-- START GIVEN INFORMATION --

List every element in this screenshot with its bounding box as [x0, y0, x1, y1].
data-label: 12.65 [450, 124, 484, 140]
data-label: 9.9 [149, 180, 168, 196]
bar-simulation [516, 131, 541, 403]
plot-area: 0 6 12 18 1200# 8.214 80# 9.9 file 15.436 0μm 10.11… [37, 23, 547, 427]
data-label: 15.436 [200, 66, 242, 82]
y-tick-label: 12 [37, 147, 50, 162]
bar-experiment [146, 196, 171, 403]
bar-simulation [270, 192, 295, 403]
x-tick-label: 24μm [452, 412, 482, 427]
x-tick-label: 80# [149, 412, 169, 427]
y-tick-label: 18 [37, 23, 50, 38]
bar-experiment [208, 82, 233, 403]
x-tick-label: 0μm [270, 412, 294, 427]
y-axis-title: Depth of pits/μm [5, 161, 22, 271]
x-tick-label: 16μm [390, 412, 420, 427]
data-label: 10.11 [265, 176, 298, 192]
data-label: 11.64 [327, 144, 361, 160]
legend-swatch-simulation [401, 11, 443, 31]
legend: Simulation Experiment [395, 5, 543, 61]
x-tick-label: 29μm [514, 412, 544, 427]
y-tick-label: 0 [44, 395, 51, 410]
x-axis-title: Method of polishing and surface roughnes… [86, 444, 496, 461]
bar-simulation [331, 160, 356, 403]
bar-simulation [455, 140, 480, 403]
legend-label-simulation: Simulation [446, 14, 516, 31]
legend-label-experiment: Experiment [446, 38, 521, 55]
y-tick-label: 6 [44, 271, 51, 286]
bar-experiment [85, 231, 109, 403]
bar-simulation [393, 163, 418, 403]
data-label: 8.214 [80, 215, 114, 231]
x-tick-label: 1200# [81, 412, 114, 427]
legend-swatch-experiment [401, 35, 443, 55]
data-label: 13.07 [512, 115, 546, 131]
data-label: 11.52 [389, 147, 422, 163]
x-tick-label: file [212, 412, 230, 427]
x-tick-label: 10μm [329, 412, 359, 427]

-- END GIVEN INFORMATION --

- [GIVEN PROBLEM]:
Copy every one of the rows above word for word, keeping each line in the same order.

- [COMPLETED EXERCISE]:
List every element in this screenshot with its bounding box as [x0, y0, x1, y1].
data-label: 12.65 [450, 124, 484, 140]
data-label: 9.9 [149, 180, 168, 196]
bar-simulation [516, 131, 541, 403]
plot-area: 0 6 12 18 1200# 8.214 80# 9.9 file 15.436 0μm 10.11… [37, 23, 547, 427]
data-label: 15.436 [200, 66, 242, 82]
y-tick-label: 12 [37, 147, 50, 162]
bar-experiment [146, 196, 171, 403]
bar-simulation [270, 192, 295, 403]
x-tick-label: 24μm [452, 412, 482, 427]
x-tick-label: 80# [149, 412, 169, 427]
y-tick-label: 18 [37, 23, 50, 38]
bar-experiment [208, 82, 233, 403]
x-tick-label: 0μm [270, 412, 294, 427]
y-axis-title: Depth of pits/μm [5, 161, 22, 271]
x-tick-label: 16μm [390, 412, 420, 427]
data-label: 10.11 [265, 176, 298, 192]
data-label: 11.64 [327, 144, 361, 160]
legend-swatch-simulation [401, 11, 443, 31]
legend: Simulation Experiment [395, 5, 543, 61]
x-tick-label: 29μm [514, 412, 544, 427]
y-tick-label: 0 [44, 395, 51, 410]
x-axis-title: Method of polishing and surface roughnes… [86, 444, 496, 461]
bar-simulation [331, 160, 356, 403]
bar-simulation [455, 140, 480, 403]
legend-label-simulation: Simulation [446, 14, 516, 31]
legend-label-experiment: Experiment [446, 38, 521, 55]
y-tick-label: 6 [44, 271, 51, 286]
bar-experiment [85, 231, 109, 403]
bar-simulation [393, 163, 418, 403]
data-label: 8.214 [80, 215, 114, 231]
x-tick-label: 1200# [81, 412, 114, 427]
legend-swatch-experiment [401, 35, 443, 55]
data-label: 13.07 [512, 115, 546, 131]
data-label: 11.52 [389, 147, 422, 163]
x-tick-label: file [212, 412, 230, 427]
x-tick-label: 10μm [329, 412, 359, 427]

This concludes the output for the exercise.